* _Task_
Retype each record shown below, leaving every character as it is.

— begin Stored rows —

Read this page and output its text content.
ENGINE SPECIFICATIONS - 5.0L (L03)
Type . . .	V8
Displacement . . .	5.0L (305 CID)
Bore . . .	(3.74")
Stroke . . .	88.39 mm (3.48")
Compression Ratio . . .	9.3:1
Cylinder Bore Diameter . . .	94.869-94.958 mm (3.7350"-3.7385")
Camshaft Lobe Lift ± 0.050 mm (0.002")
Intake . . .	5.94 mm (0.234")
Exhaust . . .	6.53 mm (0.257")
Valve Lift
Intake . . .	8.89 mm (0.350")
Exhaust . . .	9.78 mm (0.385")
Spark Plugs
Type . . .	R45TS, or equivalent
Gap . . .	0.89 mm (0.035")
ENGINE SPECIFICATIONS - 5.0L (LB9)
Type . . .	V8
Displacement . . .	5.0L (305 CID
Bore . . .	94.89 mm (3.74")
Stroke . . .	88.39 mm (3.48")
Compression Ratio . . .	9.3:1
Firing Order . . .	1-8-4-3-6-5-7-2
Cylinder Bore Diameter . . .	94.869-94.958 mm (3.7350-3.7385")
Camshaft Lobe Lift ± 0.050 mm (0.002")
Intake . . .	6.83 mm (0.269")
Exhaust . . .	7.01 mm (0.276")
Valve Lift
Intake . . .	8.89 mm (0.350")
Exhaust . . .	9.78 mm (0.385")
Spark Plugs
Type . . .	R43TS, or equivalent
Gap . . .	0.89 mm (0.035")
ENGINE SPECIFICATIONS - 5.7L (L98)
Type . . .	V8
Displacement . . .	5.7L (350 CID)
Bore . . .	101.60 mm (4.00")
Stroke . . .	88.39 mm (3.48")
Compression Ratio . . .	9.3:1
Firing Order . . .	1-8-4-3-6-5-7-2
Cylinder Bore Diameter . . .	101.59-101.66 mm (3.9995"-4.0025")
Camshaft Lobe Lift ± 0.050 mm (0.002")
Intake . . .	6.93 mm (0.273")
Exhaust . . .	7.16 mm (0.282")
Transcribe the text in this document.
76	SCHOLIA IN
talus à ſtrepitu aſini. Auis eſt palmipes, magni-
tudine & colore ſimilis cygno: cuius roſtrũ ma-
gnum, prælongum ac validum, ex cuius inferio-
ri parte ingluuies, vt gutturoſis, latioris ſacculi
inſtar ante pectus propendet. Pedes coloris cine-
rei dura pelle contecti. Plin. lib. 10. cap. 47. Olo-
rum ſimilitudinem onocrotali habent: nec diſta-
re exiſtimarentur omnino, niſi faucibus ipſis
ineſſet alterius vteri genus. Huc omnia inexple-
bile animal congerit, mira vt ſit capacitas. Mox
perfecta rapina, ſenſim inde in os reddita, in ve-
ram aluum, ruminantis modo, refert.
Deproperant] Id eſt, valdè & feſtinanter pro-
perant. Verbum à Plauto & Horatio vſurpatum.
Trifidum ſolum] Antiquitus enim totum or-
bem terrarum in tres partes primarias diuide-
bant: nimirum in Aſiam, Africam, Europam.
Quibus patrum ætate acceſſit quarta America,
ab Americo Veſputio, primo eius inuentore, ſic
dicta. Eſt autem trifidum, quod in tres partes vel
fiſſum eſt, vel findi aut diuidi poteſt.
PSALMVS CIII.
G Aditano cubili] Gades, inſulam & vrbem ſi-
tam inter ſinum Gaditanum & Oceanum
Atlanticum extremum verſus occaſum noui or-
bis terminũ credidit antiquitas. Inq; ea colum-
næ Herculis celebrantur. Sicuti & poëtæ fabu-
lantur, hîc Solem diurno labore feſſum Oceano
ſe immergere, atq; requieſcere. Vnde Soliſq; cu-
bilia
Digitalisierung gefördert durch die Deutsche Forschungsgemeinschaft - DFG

— end Stored rows —

* _Exercise output_
Read this page and output its text content.
ENGINE SPECIFICATIONS - 5.0L (L03)
Type . . .	V8
Displacement . . .	5.0L (305 CID)
Bore . . .	(3.74")
Stroke . . .	88.39 mm (3.48")
Compression Ratio . . .	9.3:1
Cylinder Bore Diameter . . .	94.869-94.958 mm (3.7350"-3.7385")
Camshaft Lobe Lift ± 0.050 mm (0.002")
Intake . . .	5.94 mm (0.234")
Exhaust . . .	6.53 mm (0.257")
Valve Lift
Intake . . .	8.89 mm (0.350")
Exhaust . . .	9.78 mm (0.385")
Spark Plugs
Type . . .	R45TS, or equivalent
Gap . . .	0.89 mm (0.035")
ENGINE SPECIFICATIONS - 5.0L (LB9)
Type . . .	V8
Displacement . . .	5.0L (305 CID
Bore . . .	94.89 mm (3.74")
Stroke . . .	88.39 mm (3.48")
Compression Ratio . . .	9.3:1
Firing Order . . .	1-8-4-3-6-5-7-2
Cylinder Bore Diameter . . .	94.869-94.958 mm (3.7350-3.7385")
Camshaft Lobe Lift ± 0.050 mm (0.002")
Intake . . .	6.83 mm (0.269")
Exhaust . . .	7.01 mm (0.276")
Valve Lift
Intake . . .	8.89 mm (0.350")
Exhaust . . .	9.78 mm (0.385")
Spark Plugs
Type . . .	R43TS, or equivalent
Gap . . .	0.89 mm (0.035")
ENGINE SPECIFICATIONS - 5.7L (L98)
Type . . .	V8
Displacement . . .	5.7L (350 CID)
Bore . . .	101.60 mm (4.00")
Stroke . . .	88.39 mm (3.48")
Compression Ratio . . .	9.3:1
Firing Order . . .	1-8-4-3-6-5-7-2
Cylinder Bore Diameter . . .	101.59-101.66 mm (3.9995"-4.0025")
Camshaft Lobe Lift ± 0.050 mm (0.002")
Intake . . .	6.93 mm (0.273")
Exhaust . . .	7.16 mm (0.282")
Transcribe the text in this document.
76	SCHOLIA IN
talus à ſtrepitu aſini. Auis eſt palmipes, magni-
tudine & colore ſimilis cygno: cuius roſtrũ ma-
gnum, prælongum ac validum, ex cuius inferio-
ri parte ingluuies, vt gutturoſis, latioris ſacculi
inſtar ante pectus propendet. Pedes coloris cine-
rei dura pelle contecti. Plin. lib. 10. cap. 47. Olo-
rum ſimilitudinem onocrotali habent: nec diſta-
re exiſtimarentur omnino, niſi faucibus ipſis
ineſſet alterius vteri genus. Huc omnia inexple-
bile animal congerit, mira vt ſit capacitas. Mox
perfecta rapina, ſenſim inde in os reddita, in ve-
ram aluum, ruminantis modo, refert.
Deproperant] Id eſt, valdè & feſtinanter pro-
perant. Verbum à Plauto & Horatio vſurpatum.
Trifidum ſolum] Antiquitus enim totum or-
bem terrarum in tres partes primarias diuide-
bant: nimirum in Aſiam, Africam, Europam.
Quibus patrum ætate acceſſit quarta America,
ab Americo Veſputio, primo eius inuentore, ſic
dicta. Eſt autem trifidum, quod in tres partes vel
fiſſum eſt, vel findi aut diuidi poteſt.
PSALMVS CIII.
G Aditano cubili] Gades, inſulam & vrbem ſi-
tam inter ſinum Gaditanum & Oceanum
Atlanticum extremum verſus occaſum noui or-
bis terminũ credidit antiquitas. Inq; ea colum-
næ Herculis celebrantur. Sicuti & poëtæ fabu-
lantur, hîc Solem diurno labore feſſum Oceano
ſe immergere, atq; requieſcere. Vnde Soliſq; cu-
bilia
Digitalisierung gefördert durch die Deutsche Forschungsgemeinschaft - DFG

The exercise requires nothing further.